To do
Filter the records below for the word "Lounge". Copy each line that holds it.

Records for the exercise
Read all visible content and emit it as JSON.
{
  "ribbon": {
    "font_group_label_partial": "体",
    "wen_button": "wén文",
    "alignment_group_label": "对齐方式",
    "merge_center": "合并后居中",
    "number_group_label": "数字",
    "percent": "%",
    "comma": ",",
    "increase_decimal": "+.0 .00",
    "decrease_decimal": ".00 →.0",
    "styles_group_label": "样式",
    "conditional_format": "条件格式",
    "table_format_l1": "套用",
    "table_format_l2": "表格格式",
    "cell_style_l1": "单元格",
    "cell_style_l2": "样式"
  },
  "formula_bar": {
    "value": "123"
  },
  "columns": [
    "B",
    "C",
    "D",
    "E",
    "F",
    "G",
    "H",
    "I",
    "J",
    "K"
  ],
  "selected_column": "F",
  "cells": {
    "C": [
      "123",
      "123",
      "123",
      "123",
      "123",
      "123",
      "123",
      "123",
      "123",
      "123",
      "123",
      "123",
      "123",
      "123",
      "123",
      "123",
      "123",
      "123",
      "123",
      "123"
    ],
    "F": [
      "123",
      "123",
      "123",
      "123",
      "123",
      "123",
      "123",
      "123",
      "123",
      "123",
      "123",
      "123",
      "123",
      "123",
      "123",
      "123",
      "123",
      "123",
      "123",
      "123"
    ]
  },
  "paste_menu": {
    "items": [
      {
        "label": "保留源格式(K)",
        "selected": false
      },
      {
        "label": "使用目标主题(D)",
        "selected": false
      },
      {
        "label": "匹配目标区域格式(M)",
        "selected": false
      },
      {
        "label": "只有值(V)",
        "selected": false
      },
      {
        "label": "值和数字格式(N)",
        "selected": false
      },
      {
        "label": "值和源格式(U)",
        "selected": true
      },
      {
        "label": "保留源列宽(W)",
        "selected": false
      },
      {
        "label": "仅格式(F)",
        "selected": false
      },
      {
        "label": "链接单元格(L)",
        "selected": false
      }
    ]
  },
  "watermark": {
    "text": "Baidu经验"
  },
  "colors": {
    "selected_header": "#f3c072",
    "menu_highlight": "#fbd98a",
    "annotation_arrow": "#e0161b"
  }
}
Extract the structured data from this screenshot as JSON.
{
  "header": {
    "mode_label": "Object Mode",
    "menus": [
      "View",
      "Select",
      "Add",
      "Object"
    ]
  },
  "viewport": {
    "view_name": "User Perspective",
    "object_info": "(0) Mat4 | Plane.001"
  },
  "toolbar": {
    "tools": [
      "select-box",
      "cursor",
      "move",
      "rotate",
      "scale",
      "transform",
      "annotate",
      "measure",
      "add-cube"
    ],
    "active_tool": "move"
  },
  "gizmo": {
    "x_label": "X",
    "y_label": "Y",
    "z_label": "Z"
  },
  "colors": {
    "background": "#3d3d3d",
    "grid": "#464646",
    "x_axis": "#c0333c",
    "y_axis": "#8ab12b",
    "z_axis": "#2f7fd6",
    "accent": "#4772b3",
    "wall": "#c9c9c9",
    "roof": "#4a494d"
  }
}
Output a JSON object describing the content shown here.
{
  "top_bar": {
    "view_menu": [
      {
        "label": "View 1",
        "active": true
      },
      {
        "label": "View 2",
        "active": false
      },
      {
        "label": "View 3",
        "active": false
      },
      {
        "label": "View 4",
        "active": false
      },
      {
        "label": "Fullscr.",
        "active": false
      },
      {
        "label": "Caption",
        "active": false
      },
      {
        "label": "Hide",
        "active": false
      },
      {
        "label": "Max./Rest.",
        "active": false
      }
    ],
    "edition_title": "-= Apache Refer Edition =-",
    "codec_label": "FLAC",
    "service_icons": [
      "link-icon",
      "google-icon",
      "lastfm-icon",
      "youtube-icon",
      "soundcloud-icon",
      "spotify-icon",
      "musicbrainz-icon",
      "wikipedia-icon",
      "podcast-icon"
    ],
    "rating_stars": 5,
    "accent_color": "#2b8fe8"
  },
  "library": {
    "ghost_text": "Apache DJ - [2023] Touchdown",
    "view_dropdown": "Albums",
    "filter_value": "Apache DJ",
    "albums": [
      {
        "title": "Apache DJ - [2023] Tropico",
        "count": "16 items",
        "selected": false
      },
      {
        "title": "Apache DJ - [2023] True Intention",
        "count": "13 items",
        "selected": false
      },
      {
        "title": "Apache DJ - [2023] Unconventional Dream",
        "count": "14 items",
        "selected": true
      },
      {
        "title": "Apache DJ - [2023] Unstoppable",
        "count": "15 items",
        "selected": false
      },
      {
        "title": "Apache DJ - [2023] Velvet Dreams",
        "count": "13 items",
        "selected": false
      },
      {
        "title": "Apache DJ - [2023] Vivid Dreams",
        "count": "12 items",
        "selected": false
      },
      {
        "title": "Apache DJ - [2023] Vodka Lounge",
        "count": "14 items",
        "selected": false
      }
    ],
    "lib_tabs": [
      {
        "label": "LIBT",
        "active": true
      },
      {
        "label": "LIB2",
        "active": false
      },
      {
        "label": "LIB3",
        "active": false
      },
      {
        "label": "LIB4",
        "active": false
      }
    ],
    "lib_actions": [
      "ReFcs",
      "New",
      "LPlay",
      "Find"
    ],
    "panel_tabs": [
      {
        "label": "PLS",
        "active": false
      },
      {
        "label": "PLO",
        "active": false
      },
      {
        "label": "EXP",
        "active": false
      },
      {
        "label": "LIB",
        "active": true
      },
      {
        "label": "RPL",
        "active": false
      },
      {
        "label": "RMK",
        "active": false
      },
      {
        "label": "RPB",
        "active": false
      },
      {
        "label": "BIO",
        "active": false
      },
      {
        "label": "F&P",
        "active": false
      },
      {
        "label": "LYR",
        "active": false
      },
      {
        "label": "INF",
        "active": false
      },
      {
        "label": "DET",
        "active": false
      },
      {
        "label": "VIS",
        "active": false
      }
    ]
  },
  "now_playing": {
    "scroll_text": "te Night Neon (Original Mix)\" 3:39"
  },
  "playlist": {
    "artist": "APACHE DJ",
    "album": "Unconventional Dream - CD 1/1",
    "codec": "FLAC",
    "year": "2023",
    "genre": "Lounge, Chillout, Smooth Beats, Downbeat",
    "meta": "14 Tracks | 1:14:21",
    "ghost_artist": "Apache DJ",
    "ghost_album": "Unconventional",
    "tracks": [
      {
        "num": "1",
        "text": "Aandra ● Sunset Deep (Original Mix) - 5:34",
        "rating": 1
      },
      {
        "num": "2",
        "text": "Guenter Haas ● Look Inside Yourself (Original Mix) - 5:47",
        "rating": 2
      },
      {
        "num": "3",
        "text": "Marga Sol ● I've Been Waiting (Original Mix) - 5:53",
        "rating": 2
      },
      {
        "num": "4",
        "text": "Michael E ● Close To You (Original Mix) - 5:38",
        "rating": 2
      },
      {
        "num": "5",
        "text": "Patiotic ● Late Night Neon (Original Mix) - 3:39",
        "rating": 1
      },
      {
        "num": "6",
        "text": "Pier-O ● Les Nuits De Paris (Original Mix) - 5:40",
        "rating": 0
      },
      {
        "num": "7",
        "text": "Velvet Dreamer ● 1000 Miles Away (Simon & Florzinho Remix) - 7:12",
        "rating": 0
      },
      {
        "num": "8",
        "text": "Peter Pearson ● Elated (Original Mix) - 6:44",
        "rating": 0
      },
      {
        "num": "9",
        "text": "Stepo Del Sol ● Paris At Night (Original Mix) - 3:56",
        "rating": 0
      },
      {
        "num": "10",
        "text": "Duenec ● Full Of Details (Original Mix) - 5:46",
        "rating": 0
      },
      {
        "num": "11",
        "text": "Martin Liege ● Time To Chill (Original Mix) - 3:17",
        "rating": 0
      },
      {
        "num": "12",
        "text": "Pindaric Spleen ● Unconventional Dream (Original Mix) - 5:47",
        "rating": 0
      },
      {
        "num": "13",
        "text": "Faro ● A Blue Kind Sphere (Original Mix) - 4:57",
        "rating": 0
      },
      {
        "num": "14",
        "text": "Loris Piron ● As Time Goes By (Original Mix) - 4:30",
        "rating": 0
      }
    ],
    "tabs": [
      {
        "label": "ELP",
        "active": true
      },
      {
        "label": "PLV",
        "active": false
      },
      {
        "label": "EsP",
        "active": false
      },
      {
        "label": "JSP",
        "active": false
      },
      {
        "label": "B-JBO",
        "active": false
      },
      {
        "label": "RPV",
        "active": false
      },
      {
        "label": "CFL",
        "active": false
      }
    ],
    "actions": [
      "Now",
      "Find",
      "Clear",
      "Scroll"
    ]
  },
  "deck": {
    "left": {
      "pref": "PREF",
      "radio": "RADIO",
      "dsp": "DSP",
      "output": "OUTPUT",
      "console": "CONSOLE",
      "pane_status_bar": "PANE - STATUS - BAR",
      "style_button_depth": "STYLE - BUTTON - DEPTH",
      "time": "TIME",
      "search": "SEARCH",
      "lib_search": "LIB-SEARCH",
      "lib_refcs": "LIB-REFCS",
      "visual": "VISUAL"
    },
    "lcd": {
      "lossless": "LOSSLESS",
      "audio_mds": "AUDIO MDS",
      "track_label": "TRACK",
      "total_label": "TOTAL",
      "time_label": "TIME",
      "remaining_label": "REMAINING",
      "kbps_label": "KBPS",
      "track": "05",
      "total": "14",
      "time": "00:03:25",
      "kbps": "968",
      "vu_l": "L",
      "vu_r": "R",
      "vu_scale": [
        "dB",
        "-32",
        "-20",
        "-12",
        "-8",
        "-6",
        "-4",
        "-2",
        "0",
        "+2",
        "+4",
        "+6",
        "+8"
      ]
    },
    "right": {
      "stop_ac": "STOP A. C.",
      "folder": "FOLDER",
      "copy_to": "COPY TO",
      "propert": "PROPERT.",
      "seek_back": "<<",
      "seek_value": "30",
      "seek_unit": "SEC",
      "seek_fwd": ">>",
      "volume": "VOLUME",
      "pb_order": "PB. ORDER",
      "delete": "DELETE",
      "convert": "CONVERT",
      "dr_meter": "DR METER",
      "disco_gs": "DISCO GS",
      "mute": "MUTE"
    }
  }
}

Answer to the exercise
        "title": "Apache DJ - [2023] Vodka Lounge",
    "genre": "Lounge, Chillout, Smooth Beats, Downbeat",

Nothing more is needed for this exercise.